§ **GOAL**: Scan the material and copy every line in which "Analysis" appears.

— BEGIN DATA FOR THIS TASK —

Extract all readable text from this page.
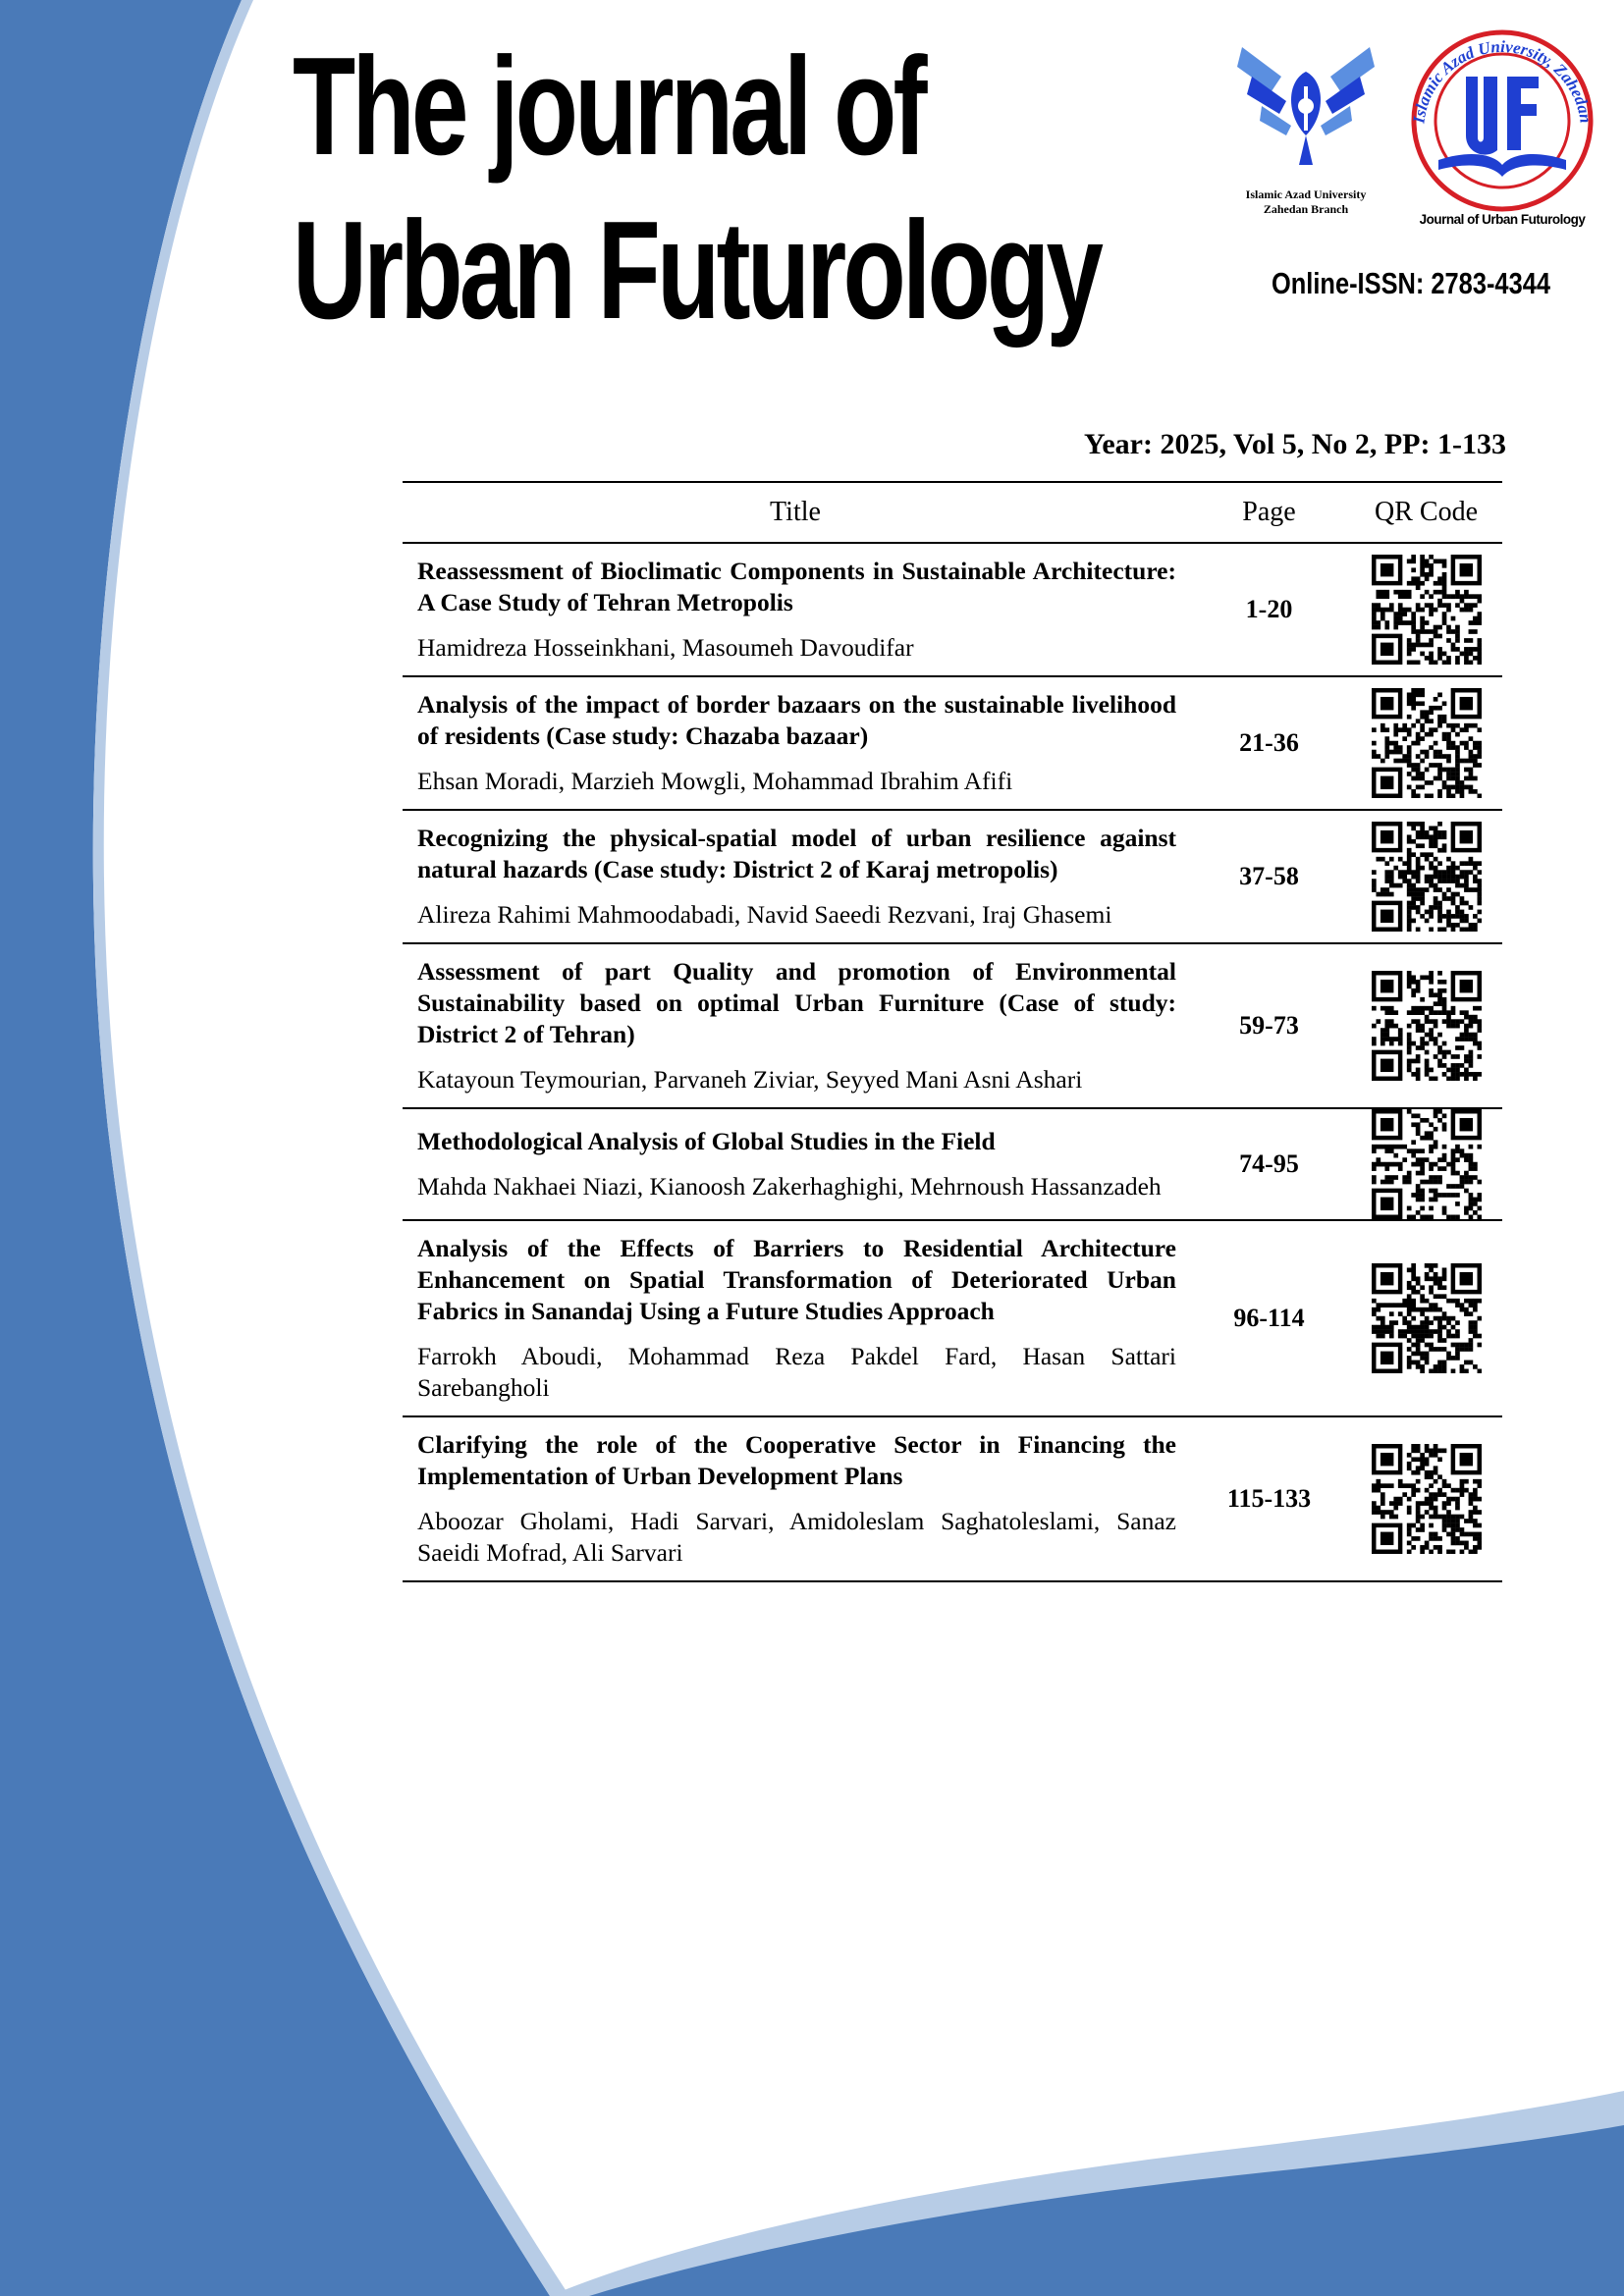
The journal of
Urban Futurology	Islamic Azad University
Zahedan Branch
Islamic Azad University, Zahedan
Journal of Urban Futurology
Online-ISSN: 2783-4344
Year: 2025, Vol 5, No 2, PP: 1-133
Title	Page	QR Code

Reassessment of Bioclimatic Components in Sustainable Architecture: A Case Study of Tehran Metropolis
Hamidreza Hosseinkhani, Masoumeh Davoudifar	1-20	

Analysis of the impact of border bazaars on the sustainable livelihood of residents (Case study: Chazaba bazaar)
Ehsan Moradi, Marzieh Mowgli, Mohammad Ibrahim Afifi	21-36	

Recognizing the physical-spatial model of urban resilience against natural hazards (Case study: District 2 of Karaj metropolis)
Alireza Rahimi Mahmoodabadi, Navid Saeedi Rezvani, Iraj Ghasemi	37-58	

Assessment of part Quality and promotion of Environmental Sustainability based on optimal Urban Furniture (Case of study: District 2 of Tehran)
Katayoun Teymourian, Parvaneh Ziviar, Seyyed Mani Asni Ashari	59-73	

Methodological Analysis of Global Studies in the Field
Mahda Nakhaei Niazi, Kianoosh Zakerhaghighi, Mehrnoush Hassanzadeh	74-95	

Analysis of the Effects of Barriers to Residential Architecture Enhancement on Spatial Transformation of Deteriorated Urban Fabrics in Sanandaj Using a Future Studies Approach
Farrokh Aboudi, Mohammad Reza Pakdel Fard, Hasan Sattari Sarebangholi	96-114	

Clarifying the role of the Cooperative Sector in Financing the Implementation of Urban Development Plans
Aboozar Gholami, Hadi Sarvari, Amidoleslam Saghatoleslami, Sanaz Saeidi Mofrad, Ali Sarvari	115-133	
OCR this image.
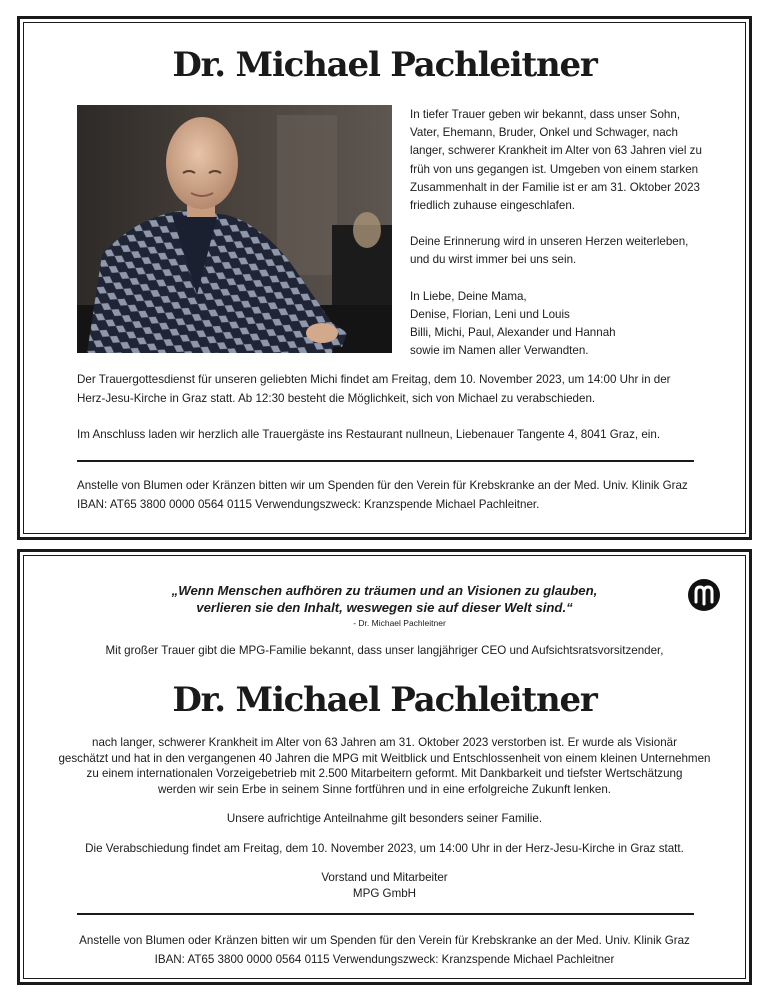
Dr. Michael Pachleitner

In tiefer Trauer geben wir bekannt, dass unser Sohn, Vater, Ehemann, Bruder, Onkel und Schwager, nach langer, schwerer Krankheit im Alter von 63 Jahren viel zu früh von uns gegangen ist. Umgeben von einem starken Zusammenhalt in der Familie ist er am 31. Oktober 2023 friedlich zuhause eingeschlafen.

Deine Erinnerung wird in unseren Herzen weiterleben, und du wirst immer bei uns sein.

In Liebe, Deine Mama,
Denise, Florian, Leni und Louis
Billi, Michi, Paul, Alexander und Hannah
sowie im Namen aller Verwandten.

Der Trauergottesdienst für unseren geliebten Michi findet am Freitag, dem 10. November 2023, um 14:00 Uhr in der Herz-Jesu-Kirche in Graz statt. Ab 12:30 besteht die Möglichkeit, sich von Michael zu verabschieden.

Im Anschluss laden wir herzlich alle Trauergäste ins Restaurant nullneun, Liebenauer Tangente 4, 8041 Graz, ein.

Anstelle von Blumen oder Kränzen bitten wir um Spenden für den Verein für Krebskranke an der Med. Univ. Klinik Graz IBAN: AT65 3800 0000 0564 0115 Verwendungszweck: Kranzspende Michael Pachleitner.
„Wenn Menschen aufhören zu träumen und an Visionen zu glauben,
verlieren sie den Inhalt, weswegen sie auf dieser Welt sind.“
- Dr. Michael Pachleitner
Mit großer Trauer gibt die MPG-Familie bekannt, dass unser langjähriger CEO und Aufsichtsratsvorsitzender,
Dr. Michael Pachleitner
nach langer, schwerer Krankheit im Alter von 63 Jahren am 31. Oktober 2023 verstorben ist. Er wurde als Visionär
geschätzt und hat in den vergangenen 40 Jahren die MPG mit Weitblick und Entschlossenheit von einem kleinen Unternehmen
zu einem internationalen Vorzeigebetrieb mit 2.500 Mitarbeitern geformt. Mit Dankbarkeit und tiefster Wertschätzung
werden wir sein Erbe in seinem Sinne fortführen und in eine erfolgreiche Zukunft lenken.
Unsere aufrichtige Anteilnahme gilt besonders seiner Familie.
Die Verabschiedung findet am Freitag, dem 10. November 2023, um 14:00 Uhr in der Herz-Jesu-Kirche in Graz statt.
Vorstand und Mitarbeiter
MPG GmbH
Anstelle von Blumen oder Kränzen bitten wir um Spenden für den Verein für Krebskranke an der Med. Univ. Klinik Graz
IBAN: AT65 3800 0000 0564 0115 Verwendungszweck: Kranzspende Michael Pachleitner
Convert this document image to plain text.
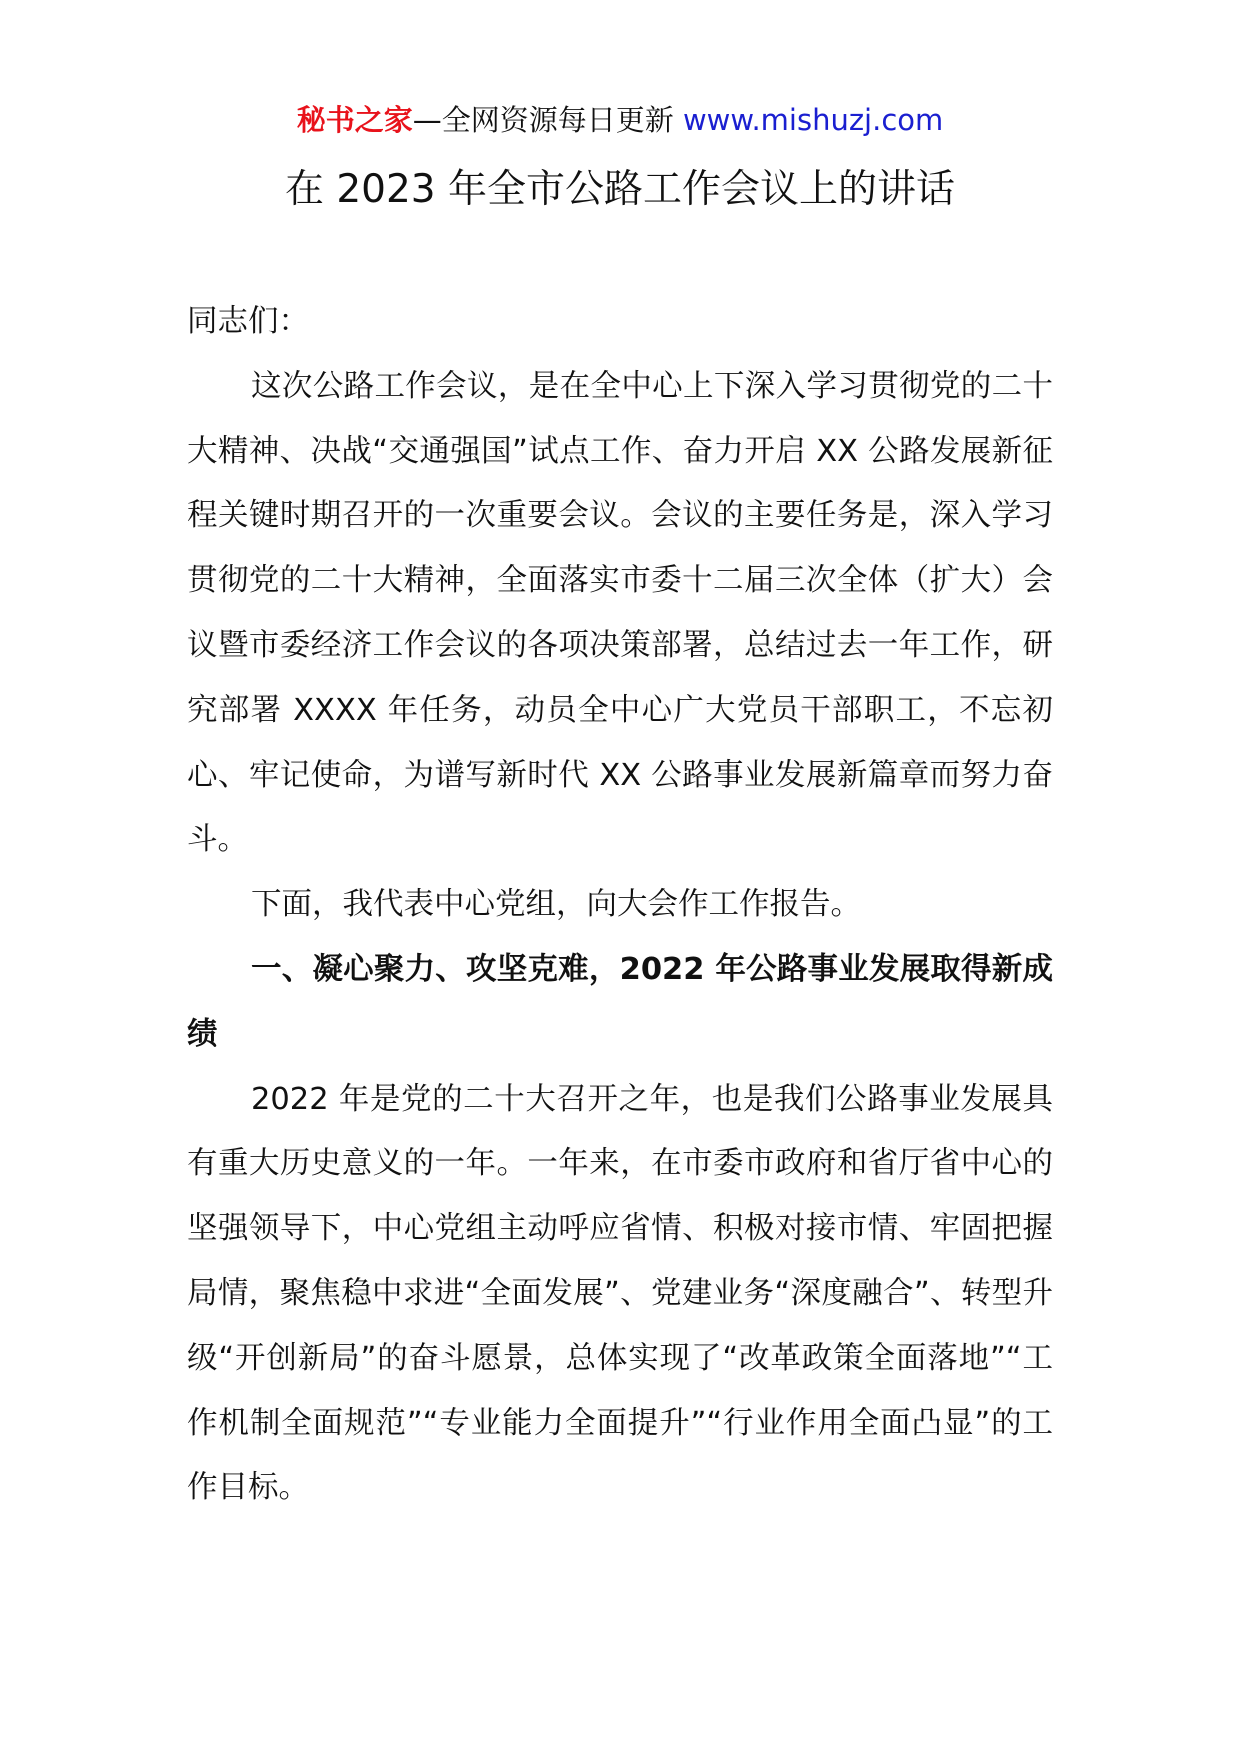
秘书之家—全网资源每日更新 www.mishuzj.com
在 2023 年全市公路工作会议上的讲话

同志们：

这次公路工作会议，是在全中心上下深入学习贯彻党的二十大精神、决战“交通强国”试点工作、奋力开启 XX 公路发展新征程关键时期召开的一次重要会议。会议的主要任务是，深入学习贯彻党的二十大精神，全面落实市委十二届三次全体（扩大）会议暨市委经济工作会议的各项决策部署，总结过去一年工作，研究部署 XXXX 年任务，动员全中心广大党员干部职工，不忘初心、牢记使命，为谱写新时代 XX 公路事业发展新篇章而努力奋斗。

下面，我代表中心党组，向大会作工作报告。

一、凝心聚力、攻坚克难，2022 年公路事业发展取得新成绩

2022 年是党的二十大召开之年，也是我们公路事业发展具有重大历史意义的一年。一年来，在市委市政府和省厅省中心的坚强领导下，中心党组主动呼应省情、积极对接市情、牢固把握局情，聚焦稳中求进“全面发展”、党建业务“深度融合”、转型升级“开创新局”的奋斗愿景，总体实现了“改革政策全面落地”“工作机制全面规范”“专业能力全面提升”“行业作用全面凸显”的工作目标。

— END DATA FOR THIS TASK —

§ **EXPECTED ANSWER**:
Analysis of the impact of border bazaars on the sustainable livelihood of residents (Case study: Chazaba bazaar)
Methodological Analysis of Global Studies in the Field
Analysis of the Effects of Barriers to Residential Architecture Enhancement on Spatial Transformation of Deteriorated Urban Fabrics in Sanandaj Using a Future Studies Approach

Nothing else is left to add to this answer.